Aim of the task: Identify and reproduce every line holding the string "title".

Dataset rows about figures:
## Begin

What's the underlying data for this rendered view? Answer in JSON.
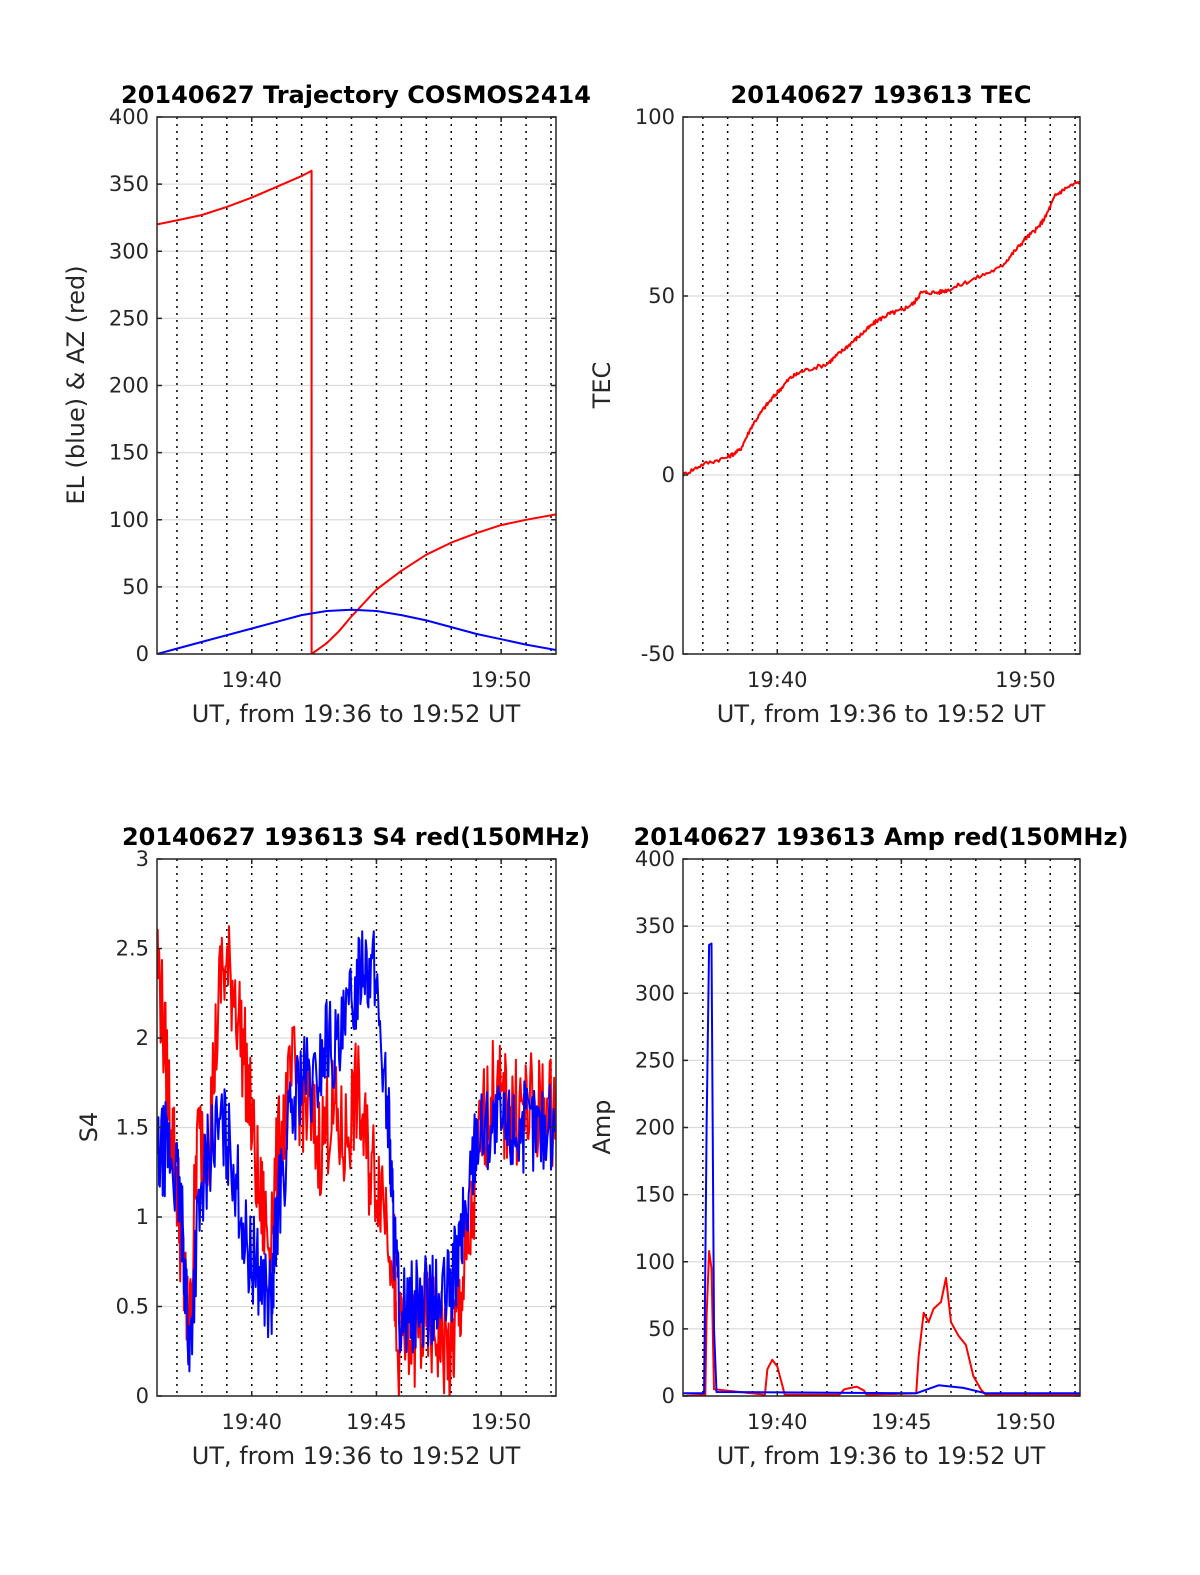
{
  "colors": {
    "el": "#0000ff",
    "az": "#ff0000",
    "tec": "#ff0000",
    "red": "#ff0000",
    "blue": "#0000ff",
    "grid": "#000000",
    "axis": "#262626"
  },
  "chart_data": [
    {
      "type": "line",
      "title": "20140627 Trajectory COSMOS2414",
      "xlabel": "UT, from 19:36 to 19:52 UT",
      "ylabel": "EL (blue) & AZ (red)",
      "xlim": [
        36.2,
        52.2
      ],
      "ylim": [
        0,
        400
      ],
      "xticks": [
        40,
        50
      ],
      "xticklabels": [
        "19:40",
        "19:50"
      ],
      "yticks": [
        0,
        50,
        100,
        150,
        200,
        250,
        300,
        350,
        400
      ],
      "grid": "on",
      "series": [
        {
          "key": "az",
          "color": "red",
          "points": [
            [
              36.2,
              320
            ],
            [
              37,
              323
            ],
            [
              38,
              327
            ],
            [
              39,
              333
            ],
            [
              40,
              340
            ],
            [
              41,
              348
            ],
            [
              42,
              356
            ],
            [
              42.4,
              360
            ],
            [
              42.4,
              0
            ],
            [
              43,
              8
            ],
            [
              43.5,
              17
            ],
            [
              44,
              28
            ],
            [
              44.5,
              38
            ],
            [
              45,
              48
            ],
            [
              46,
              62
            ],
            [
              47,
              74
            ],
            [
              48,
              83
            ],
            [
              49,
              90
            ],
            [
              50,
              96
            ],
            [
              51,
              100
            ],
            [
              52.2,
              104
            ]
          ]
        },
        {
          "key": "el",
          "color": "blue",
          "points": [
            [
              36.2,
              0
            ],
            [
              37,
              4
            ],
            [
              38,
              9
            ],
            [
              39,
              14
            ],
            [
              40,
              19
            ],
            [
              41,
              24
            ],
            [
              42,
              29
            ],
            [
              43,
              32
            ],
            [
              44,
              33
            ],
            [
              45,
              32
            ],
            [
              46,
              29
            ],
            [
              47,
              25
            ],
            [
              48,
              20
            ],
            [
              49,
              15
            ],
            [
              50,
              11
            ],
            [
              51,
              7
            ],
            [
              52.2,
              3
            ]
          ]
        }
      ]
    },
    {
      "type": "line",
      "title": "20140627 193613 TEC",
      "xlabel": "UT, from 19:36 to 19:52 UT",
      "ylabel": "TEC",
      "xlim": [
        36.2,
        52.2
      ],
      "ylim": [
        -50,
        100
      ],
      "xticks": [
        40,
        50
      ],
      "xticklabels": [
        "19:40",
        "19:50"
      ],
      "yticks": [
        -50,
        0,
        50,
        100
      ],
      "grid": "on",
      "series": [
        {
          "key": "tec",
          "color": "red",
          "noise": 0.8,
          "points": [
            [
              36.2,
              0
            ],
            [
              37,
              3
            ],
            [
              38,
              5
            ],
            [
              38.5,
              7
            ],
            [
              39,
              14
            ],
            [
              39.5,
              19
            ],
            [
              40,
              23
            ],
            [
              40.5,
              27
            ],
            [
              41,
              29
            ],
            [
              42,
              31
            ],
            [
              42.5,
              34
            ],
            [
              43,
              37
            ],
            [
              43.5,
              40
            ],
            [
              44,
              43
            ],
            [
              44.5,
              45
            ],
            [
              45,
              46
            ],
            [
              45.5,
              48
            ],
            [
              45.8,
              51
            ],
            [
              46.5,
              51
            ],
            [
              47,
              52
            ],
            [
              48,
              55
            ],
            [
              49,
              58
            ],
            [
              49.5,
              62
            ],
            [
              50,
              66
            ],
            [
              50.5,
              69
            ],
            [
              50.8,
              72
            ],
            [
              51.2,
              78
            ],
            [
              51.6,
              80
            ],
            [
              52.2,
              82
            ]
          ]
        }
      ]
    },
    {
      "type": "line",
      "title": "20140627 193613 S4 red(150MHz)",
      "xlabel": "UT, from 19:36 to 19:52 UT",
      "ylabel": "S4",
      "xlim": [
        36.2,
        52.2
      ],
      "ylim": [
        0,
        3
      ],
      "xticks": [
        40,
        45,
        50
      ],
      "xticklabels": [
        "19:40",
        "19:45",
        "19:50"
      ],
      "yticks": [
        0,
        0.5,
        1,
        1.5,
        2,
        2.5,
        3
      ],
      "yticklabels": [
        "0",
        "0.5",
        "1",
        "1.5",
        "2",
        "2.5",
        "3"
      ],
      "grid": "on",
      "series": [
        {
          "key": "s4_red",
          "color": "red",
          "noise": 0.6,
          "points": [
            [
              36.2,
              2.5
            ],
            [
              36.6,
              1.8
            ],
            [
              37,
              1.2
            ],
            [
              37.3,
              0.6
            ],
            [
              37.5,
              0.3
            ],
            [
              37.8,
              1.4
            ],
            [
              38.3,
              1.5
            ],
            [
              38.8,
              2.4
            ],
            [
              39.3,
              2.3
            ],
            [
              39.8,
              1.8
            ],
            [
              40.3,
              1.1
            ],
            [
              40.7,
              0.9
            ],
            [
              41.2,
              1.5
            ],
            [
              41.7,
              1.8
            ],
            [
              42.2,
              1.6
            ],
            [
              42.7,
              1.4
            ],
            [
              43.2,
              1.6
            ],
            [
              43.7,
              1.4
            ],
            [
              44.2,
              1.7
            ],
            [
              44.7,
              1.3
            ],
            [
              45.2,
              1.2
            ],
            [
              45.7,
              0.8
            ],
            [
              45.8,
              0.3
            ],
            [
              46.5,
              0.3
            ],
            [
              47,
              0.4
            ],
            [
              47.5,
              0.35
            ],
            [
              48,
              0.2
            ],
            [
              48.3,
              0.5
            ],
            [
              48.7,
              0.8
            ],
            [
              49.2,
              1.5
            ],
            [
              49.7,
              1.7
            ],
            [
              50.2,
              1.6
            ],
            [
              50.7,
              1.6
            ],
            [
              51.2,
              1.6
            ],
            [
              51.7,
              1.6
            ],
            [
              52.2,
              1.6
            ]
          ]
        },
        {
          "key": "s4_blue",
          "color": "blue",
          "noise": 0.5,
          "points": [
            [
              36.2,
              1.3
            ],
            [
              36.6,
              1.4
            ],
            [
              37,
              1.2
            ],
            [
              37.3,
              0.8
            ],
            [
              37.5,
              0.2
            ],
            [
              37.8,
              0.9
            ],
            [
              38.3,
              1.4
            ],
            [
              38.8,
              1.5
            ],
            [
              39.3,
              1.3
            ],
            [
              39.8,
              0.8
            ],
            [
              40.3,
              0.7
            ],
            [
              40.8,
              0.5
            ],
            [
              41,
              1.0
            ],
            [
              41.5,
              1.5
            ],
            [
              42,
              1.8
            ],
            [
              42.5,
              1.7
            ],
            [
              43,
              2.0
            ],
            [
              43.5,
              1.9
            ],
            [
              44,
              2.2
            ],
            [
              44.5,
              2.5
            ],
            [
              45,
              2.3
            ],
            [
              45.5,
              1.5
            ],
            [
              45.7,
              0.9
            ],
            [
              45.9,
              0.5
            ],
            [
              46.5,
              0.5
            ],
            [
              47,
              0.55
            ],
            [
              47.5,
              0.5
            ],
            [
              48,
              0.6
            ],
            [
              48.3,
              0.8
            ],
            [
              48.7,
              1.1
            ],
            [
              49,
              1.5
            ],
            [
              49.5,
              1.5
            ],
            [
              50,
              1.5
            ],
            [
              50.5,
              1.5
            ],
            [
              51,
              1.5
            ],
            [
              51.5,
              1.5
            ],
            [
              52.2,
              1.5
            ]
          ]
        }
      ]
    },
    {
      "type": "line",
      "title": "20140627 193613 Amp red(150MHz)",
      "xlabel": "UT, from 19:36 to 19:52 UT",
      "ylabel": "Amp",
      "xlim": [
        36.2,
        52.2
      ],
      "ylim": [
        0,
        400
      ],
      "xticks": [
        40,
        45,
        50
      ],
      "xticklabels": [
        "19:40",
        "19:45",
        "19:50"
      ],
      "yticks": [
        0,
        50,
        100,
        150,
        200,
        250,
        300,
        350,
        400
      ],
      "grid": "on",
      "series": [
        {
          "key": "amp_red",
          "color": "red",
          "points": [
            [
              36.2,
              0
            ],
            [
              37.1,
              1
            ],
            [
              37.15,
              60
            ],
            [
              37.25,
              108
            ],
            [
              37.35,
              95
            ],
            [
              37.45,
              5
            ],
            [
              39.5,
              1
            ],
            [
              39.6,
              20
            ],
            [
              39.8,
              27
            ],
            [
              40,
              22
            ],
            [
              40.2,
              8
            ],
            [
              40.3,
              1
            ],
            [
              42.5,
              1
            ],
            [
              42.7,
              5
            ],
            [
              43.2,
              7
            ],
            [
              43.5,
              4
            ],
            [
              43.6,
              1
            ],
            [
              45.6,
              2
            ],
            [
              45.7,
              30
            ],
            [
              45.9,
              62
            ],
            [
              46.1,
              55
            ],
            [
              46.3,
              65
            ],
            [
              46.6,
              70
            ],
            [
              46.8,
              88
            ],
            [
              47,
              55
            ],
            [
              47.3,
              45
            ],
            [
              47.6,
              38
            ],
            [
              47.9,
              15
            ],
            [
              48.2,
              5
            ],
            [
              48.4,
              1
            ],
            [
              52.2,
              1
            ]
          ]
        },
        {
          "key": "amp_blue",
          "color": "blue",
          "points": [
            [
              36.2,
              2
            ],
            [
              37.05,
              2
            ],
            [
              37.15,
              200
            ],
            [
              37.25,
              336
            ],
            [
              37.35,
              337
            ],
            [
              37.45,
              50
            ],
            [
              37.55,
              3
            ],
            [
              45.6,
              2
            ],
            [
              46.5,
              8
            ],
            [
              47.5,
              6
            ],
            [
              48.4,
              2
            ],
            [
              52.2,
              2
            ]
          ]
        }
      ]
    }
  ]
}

## End

Task output:
      "title": "20140627 Trajectory COSMOS2414",
      "title": "20140627 193613 TEC",
      "title": "20140627 193613 S4 red(150MHz)",
      "title": "20140627 193613 Amp red(150MHz)",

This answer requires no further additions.